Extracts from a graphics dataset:
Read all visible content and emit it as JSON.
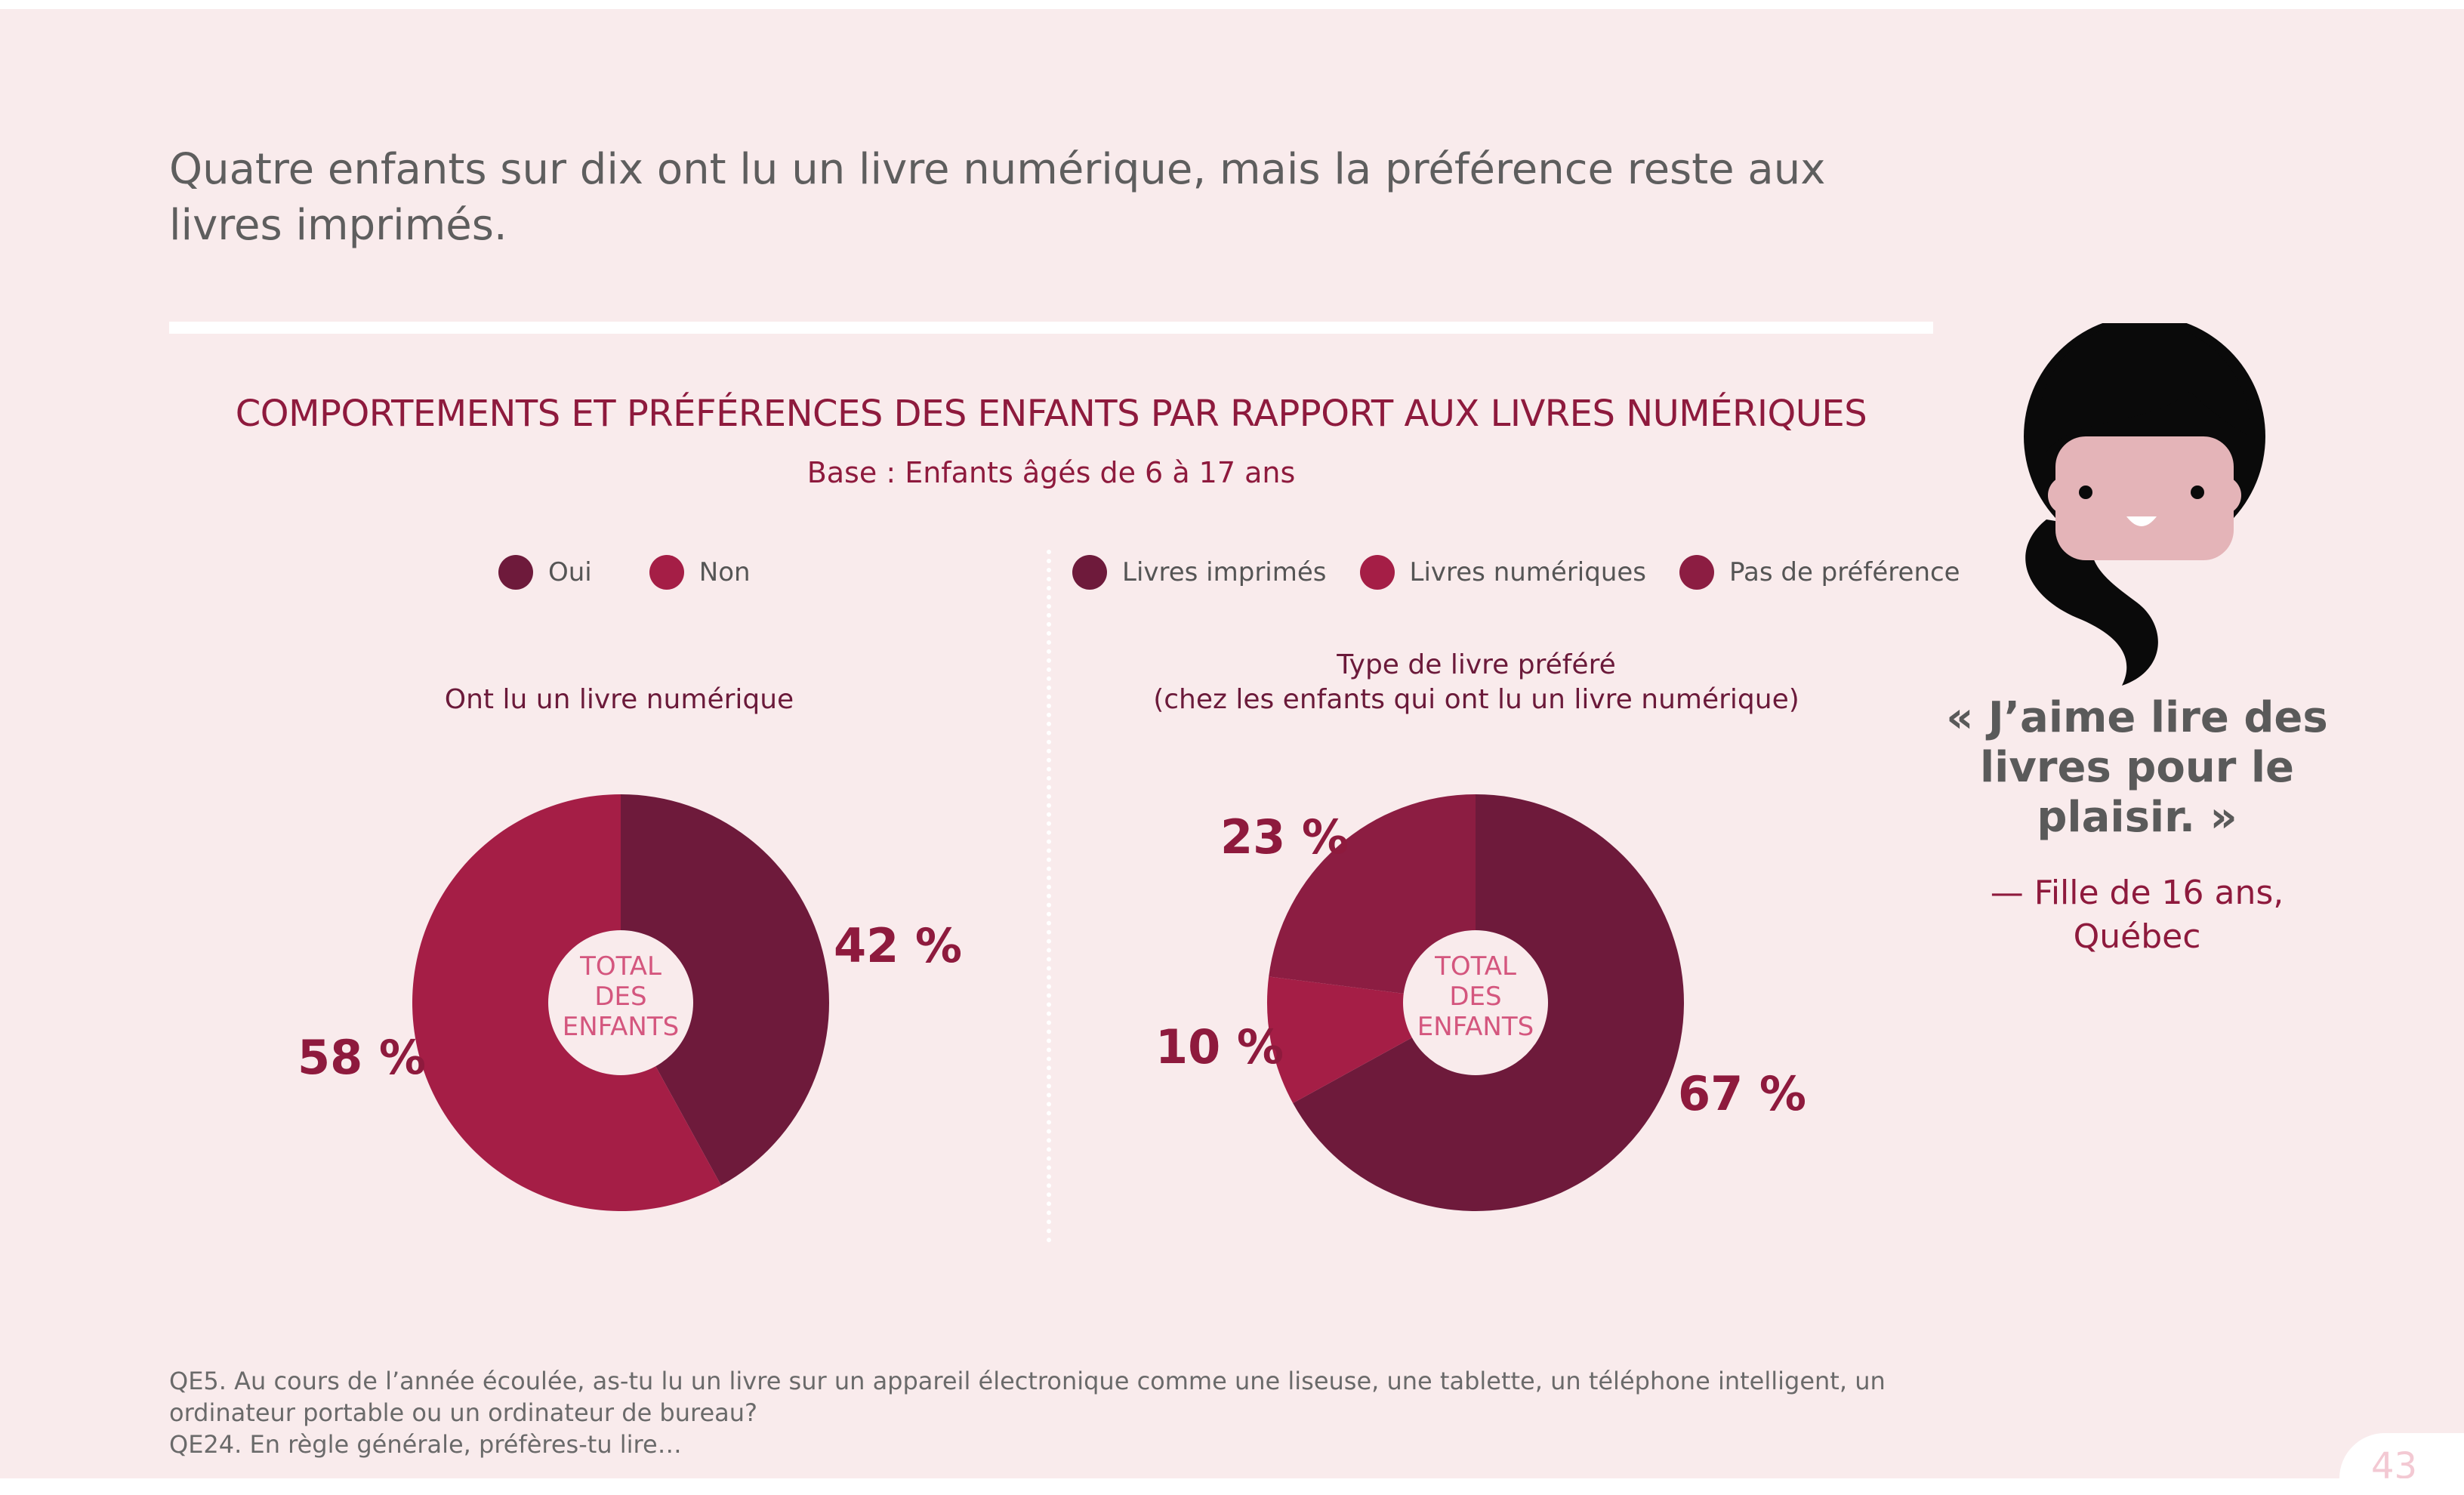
{
  "headline": "Quatre enfants sur dix ont lu un livre numérique, mais la préférence reste aux livres imprimés.",
  "colors": {
    "dark": "#6e1a3b",
    "mid": "#a51e46",
    "medium": "#8c1d42",
    "accent_text": "#8e1a3d",
    "center_label": "#d4567e"
  },
  "chart_data": [
    {
      "type": "pie",
      "title": "COMPORTEMENTS ET PRÉFÉRENCES DES ENFANTS PAR RAPPORT AUX LIVRES NUMÉRIQUES",
      "subtitle": "Base : Enfants âgés de 6 à 17 ans",
      "chart_subtitle": "Ont lu un livre numérique",
      "center_label": "TOTAL DES ENFANTS",
      "legend": [
        "Oui",
        "Non"
      ],
      "slices": [
        {
          "label": "Oui",
          "value": 42,
          "display": "42 %",
          "color": "#6e1a3b"
        },
        {
          "label": "Non",
          "value": 58,
          "display": "58 %",
          "color": "#a51e46"
        }
      ]
    },
    {
      "type": "pie",
      "chart_subtitle_line1": "Type de livre préféré",
      "chart_subtitle_line2": "(chez les enfants qui ont lu un livre numérique)",
      "center_label": "TOTAL DES ENFANTS",
      "legend": [
        "Livres imprimés",
        "Livres numériques",
        "Pas de préférence"
      ],
      "slices": [
        {
          "label": "Livres imprimés",
          "value": 67,
          "display": "67 %",
          "color": "#6e1a3b"
        },
        {
          "label": "Livres numériques",
          "value": 10,
          "display": "10 %",
          "color": "#a51e46"
        },
        {
          "label": "Pas de préférence",
          "value": 23,
          "display": "23 %",
          "color": "#8c1d42"
        }
      ]
    }
  ],
  "center": {
    "line1": "TOTAL",
    "line2": "DES",
    "line3": "ENFANTS"
  },
  "quote": {
    "text": "« J’aime lire des livres pour le plaisir. »",
    "attr_line1": "— Fille de 16 ans,",
    "attr_line2": "Québec"
  },
  "footnote": {
    "line1": "QE5. Au cours de l’année écoulée, as-tu lu un livre sur un appareil électronique comme une liseuse, une tablette, un téléphone intelligent, un ordinateur portable ou un ordinateur de bureau?",
    "line2": "QE24. En règle générale, préfères-tu lire…"
  },
  "page_number": "43"
}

Your objective: From the entries above, output every line exactly and omit any image.

Correct output:
Read all visible content and emit it as JSON.
{
  "headline": "Quatre enfants sur dix ont lu un livre numérique, mais la préférence reste aux livres imprimés.",
  "colors": {
    "dark": "#6e1a3b",
    "mid": "#a51e46",
    "medium": "#8c1d42",
    "accent_text": "#8e1a3d",
    "center_label": "#d4567e"
  },
  "chart_data": [
    {
      "type": "pie",
      "title": "COMPORTEMENTS ET PRÉFÉRENCES DES ENFANTS PAR RAPPORT AUX LIVRES NUMÉRIQUES",
      "subtitle": "Base : Enfants âgés de 6 à 17 ans",
      "chart_subtitle": "Ont lu un livre numérique",
      "center_label": "TOTAL DES ENFANTS",
      "legend": [
        "Oui",
        "Non"
      ],
      "slices": [
        {
          "label": "Oui",
          "value": 42,
          "display": "42 %",
          "color": "#6e1a3b"
        },
        {
          "label": "Non",
          "value": 58,
          "display": "58 %",
          "color": "#a51e46"
        }
      ]
    },
    {
      "type": "pie",
      "chart_subtitle_line1": "Type de livre préféré",
      "chart_subtitle_line2": "(chez les enfants qui ont lu un livre numérique)",
      "center_label": "TOTAL DES ENFANTS",
      "legend": [
        "Livres imprimés",
        "Livres numériques",
        "Pas de préférence"
      ],
      "slices": [
        {
          "label": "Livres imprimés",
          "value": 67,
          "display": "67 %",
          "color": "#6e1a3b"
        },
        {
          "label": "Livres numériques",
          "value": 10,
          "display": "10 %",
          "color": "#a51e46"
        },
        {
          "label": "Pas de préférence",
          "value": 23,
          "display": "23 %",
          "color": "#8c1d42"
        }
      ]
    }
  ],
  "center": {
    "line1": "TOTAL",
    "line2": "DES",
    "line3": "ENFANTS"
  },
  "quote": {
    "text": "« J’aime lire des livres pour le plaisir. »",
    "attr_line1": "— Fille de 16 ans,",
    "attr_line2": "Québec"
  },
  "footnote": {
    "line1": "QE5. Au cours de l’année écoulée, as-tu lu un livre sur un appareil électronique comme une liseuse, une tablette, un téléphone intelligent, un ordinateur portable ou un ordinateur de bureau?",
    "line2": "QE24. En règle générale, préfères-tu lire…"
  },
  "page_number": "43"
}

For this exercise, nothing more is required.